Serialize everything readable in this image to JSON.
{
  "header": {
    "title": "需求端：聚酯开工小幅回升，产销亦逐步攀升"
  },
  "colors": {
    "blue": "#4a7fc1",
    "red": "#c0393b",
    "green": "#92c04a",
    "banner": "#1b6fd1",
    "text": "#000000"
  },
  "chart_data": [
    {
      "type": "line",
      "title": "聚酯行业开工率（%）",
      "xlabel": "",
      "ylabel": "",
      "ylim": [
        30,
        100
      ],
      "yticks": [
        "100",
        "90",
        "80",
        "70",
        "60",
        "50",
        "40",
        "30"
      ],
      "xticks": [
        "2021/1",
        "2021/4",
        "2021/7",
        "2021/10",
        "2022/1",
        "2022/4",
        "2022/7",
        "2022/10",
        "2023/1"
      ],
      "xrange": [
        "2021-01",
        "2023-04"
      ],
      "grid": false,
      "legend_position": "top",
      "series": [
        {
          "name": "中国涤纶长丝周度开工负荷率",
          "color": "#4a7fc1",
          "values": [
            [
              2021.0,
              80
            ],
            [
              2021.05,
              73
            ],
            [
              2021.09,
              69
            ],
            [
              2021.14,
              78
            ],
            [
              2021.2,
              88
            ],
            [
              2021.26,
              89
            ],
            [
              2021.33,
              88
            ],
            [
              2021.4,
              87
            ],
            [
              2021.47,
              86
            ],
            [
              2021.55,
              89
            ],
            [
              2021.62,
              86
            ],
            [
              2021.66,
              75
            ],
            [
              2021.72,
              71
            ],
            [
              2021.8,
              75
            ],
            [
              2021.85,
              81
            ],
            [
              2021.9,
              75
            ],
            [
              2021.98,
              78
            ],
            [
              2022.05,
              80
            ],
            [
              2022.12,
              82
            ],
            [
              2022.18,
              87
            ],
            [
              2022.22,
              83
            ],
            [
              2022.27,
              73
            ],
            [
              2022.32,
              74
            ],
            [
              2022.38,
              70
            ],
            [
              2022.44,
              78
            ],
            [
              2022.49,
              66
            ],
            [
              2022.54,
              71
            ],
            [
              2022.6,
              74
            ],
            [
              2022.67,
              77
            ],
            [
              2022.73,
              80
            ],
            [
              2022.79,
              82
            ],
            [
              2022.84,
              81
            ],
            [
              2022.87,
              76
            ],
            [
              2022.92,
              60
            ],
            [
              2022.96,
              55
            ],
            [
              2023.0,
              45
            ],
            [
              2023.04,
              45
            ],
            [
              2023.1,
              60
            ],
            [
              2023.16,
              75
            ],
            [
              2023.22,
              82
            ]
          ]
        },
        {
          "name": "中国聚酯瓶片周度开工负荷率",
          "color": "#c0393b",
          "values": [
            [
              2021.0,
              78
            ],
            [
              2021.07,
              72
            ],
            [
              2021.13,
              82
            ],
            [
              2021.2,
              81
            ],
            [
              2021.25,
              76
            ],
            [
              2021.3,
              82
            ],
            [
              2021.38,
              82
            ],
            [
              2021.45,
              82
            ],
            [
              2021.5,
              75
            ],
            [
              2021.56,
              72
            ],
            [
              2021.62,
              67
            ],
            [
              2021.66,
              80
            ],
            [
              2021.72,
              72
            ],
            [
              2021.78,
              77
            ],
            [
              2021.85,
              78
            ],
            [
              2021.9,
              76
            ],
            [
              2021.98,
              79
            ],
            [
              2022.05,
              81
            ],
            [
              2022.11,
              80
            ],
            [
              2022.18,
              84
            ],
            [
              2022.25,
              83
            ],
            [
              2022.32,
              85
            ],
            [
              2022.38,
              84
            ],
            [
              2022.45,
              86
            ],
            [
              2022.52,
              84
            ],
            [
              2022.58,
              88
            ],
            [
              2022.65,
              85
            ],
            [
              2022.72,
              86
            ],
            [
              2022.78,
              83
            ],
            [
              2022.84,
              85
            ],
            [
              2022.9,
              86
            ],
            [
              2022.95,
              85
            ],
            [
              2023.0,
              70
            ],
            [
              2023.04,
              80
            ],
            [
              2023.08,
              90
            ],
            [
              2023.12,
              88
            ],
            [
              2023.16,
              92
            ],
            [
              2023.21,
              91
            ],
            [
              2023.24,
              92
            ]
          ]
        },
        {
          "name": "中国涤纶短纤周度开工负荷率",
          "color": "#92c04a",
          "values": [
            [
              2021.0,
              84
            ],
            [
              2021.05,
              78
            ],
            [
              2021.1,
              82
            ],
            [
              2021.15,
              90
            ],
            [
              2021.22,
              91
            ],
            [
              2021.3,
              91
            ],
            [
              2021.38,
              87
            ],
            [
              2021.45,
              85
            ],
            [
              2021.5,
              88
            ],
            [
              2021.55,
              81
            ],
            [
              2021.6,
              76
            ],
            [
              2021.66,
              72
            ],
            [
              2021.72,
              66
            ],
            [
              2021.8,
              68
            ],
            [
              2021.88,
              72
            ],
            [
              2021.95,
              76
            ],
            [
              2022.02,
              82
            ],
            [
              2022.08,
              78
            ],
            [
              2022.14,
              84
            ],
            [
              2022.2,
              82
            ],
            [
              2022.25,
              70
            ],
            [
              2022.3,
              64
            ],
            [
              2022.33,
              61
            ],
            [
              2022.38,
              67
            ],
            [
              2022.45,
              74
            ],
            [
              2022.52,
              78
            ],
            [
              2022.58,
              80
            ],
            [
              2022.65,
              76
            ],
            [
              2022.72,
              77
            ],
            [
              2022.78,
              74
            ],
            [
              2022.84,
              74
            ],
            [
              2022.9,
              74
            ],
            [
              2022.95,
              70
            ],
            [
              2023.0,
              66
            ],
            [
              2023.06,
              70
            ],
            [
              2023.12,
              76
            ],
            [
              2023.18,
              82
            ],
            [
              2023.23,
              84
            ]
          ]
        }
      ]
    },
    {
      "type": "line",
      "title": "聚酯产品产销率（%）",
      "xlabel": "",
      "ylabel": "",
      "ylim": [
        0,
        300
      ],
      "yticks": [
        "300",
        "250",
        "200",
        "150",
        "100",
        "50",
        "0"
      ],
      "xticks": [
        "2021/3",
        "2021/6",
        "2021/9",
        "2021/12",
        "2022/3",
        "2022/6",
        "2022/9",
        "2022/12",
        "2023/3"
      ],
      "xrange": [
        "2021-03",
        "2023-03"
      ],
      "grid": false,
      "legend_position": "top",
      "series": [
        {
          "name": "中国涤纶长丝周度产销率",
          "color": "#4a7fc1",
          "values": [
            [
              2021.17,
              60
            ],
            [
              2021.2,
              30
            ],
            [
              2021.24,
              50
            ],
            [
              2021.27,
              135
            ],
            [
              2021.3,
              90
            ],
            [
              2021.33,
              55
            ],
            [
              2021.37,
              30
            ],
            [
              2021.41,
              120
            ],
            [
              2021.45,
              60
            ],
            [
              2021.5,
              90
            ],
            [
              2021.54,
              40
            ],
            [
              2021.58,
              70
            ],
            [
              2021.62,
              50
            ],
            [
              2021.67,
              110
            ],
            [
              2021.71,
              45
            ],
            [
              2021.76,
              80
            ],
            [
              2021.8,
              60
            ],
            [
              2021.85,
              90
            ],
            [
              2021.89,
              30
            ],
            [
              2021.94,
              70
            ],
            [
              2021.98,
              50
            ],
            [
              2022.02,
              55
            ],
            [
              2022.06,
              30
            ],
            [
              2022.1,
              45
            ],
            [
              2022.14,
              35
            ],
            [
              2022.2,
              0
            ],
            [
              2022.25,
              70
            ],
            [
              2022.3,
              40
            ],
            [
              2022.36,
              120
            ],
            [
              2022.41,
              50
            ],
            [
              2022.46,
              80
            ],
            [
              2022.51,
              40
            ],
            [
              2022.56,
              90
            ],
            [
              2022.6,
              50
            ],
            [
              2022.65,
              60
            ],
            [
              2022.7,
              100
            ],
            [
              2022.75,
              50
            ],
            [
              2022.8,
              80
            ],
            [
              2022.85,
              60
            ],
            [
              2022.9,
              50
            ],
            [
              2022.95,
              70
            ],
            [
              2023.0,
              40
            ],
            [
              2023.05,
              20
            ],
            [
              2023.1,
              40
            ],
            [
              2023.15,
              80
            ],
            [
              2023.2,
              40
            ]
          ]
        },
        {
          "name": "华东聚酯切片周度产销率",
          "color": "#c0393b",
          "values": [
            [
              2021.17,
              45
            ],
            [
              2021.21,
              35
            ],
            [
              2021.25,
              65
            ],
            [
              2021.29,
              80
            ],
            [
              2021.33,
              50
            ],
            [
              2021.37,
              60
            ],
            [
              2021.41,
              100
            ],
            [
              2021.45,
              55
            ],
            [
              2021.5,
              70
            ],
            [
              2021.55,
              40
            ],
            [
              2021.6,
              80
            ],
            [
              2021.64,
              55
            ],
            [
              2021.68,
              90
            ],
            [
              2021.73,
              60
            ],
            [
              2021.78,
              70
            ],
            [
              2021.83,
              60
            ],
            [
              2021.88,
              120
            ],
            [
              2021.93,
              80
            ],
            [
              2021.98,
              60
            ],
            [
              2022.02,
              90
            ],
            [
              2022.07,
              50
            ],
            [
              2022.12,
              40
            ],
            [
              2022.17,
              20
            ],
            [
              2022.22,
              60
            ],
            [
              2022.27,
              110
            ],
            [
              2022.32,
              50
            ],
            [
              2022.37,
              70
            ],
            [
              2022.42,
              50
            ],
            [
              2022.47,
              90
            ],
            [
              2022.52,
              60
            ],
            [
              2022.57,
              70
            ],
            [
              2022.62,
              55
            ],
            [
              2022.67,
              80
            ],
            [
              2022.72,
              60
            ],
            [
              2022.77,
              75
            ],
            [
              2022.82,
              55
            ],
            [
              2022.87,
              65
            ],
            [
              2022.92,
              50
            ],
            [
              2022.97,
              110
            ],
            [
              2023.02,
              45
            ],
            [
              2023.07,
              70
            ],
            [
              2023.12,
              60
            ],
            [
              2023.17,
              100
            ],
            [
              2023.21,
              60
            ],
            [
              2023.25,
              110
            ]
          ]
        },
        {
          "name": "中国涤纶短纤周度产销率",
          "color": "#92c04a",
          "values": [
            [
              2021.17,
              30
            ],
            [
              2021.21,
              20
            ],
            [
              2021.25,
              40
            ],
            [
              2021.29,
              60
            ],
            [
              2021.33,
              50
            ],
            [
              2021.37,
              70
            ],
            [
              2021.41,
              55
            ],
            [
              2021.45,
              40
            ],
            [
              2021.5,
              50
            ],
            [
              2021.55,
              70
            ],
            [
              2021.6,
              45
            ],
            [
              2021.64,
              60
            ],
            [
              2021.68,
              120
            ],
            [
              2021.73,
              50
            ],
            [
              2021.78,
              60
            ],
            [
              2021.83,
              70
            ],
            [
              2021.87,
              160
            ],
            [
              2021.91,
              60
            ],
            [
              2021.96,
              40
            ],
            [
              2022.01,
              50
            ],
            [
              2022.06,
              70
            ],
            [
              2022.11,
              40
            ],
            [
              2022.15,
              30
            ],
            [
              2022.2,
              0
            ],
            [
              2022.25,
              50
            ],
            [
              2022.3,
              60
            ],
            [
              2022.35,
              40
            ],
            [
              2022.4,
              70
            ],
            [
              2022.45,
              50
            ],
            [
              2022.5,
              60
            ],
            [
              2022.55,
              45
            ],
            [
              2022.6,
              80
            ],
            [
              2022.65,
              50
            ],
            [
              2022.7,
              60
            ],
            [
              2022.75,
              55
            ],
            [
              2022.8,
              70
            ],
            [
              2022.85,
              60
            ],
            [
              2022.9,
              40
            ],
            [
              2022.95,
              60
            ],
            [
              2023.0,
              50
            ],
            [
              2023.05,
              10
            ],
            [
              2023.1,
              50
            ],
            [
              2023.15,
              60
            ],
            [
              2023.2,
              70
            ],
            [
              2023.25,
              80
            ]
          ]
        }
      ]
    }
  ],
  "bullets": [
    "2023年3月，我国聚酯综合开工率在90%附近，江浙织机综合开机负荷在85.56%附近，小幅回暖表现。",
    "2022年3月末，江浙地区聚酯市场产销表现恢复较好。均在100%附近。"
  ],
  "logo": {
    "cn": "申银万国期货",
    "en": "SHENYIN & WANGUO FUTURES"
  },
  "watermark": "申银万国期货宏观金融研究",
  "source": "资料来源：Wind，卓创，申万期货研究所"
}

* Exercise details
From the records above, pick out and copy each line holding the word "name".

* Task solution
          "name": "中国涤纶长丝周度开工负荷率",
          "name": "中国聚酯瓶片周度开工负荷率",
          "name": "中国涤纶短纤周度开工负荷率",
          "name": "中国涤纶长丝周度产销率",
          "name": "华东聚酯切片周度产销率",
          "name": "中国涤纶短纤周度产销率",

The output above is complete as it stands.